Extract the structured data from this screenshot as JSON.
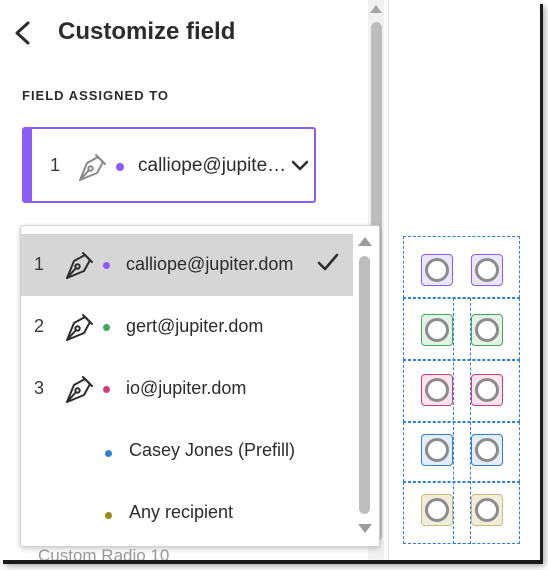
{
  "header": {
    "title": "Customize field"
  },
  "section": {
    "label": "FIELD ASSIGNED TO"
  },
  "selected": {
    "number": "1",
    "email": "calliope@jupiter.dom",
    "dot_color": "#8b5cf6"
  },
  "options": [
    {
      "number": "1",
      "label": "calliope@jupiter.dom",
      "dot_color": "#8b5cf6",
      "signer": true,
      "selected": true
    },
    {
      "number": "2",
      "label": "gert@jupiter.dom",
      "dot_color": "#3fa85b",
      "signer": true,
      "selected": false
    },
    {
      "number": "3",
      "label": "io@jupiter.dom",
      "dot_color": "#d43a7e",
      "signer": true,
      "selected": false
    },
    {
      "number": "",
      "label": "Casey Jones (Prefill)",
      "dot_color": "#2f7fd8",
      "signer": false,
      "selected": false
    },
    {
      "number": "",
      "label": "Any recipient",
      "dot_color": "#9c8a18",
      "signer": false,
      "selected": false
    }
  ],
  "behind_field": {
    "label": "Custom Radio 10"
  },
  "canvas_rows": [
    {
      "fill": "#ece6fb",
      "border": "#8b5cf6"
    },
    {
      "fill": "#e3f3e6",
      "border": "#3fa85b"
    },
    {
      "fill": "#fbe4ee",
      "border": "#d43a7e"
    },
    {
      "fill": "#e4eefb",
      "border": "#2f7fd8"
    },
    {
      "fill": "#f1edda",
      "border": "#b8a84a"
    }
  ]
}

- Short problem: Give a single number: the count of lines above that include the word "label".

- Result for this exercise: 7